_Brief_
Locate the string "Nous" throughout the material and copy every line in which it occurs.
___ Records for this exercise
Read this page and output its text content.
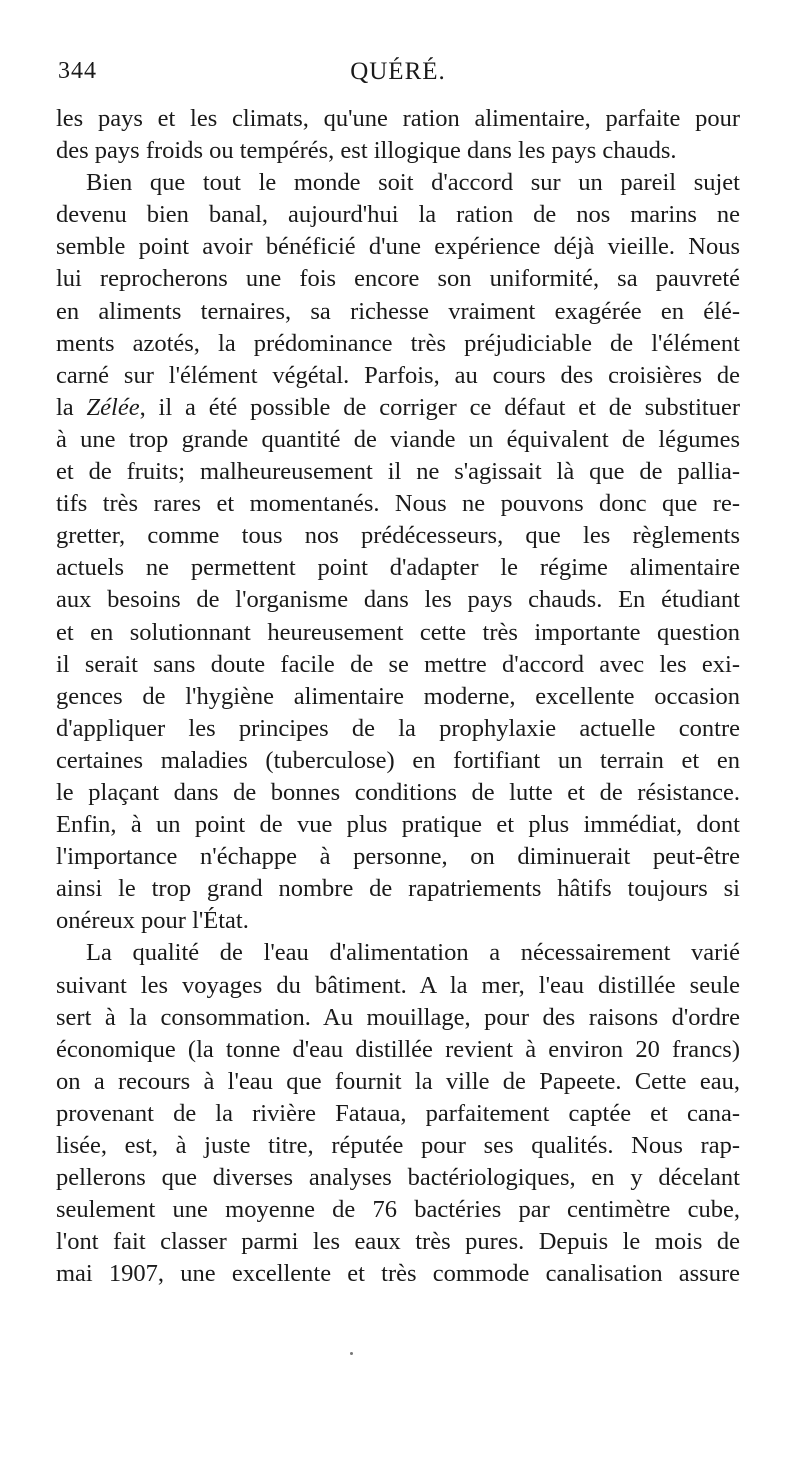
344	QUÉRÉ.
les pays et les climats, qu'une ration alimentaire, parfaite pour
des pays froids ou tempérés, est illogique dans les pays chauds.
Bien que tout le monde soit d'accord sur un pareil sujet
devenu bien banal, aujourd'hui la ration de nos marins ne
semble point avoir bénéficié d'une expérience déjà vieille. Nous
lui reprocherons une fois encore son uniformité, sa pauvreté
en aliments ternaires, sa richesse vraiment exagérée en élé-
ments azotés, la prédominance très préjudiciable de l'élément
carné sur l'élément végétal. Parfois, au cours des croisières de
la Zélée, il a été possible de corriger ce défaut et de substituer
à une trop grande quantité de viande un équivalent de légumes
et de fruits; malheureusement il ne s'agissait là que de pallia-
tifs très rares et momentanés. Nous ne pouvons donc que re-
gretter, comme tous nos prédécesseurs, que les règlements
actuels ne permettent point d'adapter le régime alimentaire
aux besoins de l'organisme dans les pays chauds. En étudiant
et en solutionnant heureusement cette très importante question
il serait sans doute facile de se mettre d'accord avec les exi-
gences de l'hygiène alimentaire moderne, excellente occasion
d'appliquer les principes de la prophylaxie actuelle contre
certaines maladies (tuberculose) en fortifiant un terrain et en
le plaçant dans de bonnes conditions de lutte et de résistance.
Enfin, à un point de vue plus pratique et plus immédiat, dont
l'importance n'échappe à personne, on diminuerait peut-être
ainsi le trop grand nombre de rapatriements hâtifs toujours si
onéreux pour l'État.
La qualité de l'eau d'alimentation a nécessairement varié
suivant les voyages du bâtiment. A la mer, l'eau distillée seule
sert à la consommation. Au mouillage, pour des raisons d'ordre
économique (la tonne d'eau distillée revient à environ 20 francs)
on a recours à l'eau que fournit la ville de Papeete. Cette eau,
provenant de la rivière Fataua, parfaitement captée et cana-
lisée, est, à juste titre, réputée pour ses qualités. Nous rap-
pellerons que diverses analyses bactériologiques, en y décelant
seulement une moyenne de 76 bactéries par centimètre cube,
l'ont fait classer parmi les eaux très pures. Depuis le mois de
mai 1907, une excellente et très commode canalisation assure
______
_Answer for the task_
semble point avoir bénéficié d'une expérience déjà vieille. Nous
tifs très rares et momentanés. Nous ne pouvons donc que re-
lisée, est, à juste titre, réputée pour ses qualités. Nous rap-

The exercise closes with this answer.